What to produce: Each record below is to be reproduced without any change.

----------------------------------------

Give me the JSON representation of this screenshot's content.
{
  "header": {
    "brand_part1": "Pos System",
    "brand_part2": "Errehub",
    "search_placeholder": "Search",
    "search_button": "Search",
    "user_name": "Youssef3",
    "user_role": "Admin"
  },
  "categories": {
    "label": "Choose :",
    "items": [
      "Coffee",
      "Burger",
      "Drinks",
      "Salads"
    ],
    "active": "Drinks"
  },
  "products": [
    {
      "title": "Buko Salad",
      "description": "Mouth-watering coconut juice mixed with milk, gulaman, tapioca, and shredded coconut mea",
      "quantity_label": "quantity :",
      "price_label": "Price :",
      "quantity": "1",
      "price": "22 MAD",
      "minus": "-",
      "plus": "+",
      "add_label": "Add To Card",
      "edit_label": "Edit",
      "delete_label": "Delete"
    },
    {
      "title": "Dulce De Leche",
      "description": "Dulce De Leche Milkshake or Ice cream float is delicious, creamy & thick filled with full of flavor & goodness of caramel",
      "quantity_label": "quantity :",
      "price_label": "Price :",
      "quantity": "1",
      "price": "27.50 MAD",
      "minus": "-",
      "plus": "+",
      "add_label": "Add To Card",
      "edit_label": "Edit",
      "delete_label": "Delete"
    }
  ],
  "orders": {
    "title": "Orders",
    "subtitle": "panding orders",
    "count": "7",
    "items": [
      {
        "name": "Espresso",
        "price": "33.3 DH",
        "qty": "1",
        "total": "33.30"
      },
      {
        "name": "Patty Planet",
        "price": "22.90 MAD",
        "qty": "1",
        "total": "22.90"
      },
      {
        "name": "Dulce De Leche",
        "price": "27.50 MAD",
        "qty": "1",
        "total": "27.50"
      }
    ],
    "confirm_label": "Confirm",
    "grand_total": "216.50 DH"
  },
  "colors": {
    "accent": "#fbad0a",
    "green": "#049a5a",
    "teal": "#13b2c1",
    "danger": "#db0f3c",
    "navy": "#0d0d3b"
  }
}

----------------------------------------

Expected output:
Give me the JSON representation of this screenshot's content.
{
  "header": {
    "brand_part1": "Pos System",
    "brand_part2": "Errehub",
    "search_placeholder": "Search",
    "search_button": "Search",
    "user_name": "Youssef3",
    "user_role": "Admin"
  },
  "categories": {
    "label": "Choose :",
    "items": [
      "Coffee",
      "Burger",
      "Drinks",
      "Salads"
    ],
    "active": "Drinks"
  },
  "products": [
    {
      "title": "Buko Salad",
      "description": "Mouth-watering coconut juice mixed with milk, gulaman, tapioca, and shredded coconut mea",
      "quantity_label": "quantity :",
      "price_label": "Price :",
      "quantity": "1",
      "price": "22 MAD",
      "minus": "-",
      "plus": "+",
      "add_label": "Add To Card",
      "edit_label": "Edit",
      "delete_label": "Delete"
    },
    {
      "title": "Dulce De Leche",
      "description": "Dulce De Leche Milkshake or Ice cream float is delicious, creamy & thick filled with full of flavor & goodness of caramel",
      "quantity_label": "quantity :",
      "price_label": "Price :",
      "quantity": "1",
      "price": "27.50 MAD",
      "minus": "-",
      "plus": "+",
      "add_label": "Add To Card",
      "edit_label": "Edit",
      "delete_label": "Delete"
    }
  ],
  "orders": {
    "title": "Orders",
    "subtitle": "panding orders",
    "count": "7",
    "items": [
      {
        "name": "Espresso",
        "price": "33.3 DH",
        "qty": "1",
        "total": "33.30"
      },
      {
        "name": "Patty Planet",
        "price": "22.90 MAD",
        "qty": "1",
        "total": "22.90"
      },
      {
        "name": "Dulce De Leche",
        "price": "27.50 MAD",
        "qty": "1",
        "total": "27.50"
      }
    ],
    "confirm_label": "Confirm",
    "grand_total": "216.50 DH"
  },
  "colors": {
    "accent": "#fbad0a",
    "green": "#049a5a",
    "teal": "#13b2c1",
    "danger": "#db0f3c",
    "navy": "#0d0d3b"
  }
}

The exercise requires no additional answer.